WORK TO BE COMPLETED: Repeat the items word for word, from the first line through the line containing "product-card[interactable]: Classic White".

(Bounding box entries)

☆ ☆ ☆

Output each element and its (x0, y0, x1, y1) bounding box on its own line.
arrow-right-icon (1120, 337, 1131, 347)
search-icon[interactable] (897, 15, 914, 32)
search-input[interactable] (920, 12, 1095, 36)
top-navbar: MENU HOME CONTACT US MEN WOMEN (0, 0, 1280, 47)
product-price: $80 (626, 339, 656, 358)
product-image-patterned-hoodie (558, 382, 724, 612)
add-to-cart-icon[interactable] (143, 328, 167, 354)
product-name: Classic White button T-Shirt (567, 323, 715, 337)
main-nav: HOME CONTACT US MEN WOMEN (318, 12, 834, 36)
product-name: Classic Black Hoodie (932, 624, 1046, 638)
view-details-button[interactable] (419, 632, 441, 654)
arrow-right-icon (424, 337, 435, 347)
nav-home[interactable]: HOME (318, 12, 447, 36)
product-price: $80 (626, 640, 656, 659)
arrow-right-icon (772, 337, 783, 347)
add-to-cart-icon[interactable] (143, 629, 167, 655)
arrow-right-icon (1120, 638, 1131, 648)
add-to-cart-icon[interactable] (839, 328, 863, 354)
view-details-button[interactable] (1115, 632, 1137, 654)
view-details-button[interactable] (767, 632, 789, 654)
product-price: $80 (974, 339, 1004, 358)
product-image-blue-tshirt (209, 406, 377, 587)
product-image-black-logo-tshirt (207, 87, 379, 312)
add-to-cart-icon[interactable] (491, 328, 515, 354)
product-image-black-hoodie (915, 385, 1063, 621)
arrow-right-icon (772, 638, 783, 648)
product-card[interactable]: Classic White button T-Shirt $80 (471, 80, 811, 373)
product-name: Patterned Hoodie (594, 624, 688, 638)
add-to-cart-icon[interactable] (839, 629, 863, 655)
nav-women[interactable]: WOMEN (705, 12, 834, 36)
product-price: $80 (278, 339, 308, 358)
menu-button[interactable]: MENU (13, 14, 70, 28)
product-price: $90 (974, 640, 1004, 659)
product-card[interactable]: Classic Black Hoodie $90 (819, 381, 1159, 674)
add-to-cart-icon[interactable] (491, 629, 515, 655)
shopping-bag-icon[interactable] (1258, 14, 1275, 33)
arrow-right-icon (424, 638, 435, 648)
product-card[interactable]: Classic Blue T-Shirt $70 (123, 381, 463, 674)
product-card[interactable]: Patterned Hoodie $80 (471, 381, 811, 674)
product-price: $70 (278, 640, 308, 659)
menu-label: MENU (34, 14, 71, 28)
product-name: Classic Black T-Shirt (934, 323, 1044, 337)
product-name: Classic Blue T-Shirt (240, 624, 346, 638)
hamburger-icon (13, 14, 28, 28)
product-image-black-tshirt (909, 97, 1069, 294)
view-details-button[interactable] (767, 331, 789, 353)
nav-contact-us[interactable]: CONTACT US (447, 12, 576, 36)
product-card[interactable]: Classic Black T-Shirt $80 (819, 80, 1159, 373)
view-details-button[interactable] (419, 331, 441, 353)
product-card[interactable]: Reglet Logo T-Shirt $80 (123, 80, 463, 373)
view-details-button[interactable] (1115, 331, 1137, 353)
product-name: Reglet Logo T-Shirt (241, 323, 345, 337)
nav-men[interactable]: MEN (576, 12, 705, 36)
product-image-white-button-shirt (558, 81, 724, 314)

☆ ☆ ☆

EXPECTED ANSWER:
Output each element and its (x0, y0, x1, y1) bounding box on its own line.
arrow-right-icon (1120, 337, 1131, 347)
search-icon[interactable] (897, 15, 914, 32)
search-input[interactable] (920, 12, 1095, 36)
top-navbar: MENU HOME CONTACT US MEN WOMEN (0, 0, 1280, 47)
product-price: $80 (626, 339, 656, 358)
product-image-patterned-hoodie (558, 382, 724, 612)
add-to-cart-icon[interactable] (143, 328, 167, 354)
product-name: Classic White button T-Shirt (567, 323, 715, 337)
main-nav: HOME CONTACT US MEN WOMEN (318, 12, 834, 36)
product-name: Classic Black Hoodie (932, 624, 1046, 638)
view-details-button[interactable] (419, 632, 441, 654)
arrow-right-icon (424, 337, 435, 347)
nav-home[interactable]: HOME (318, 12, 447, 36)
product-price: $80 (626, 640, 656, 659)
arrow-right-icon (772, 337, 783, 347)
add-to-cart-icon[interactable] (143, 629, 167, 655)
arrow-right-icon (1120, 638, 1131, 648)
add-to-cart-icon[interactable] (839, 328, 863, 354)
view-details-button[interactable] (1115, 632, 1137, 654)
view-details-button[interactable] (767, 632, 789, 654)
product-price: $80 (974, 339, 1004, 358)
product-image-blue-tshirt (209, 406, 377, 587)
product-image-black-logo-tshirt (207, 87, 379, 312)
add-to-cart-icon[interactable] (491, 328, 515, 354)
product-image-black-hoodie (915, 385, 1063, 621)
arrow-right-icon (772, 638, 783, 648)
product-card[interactable]: Classic White button T-Shirt $80 (471, 80, 811, 373)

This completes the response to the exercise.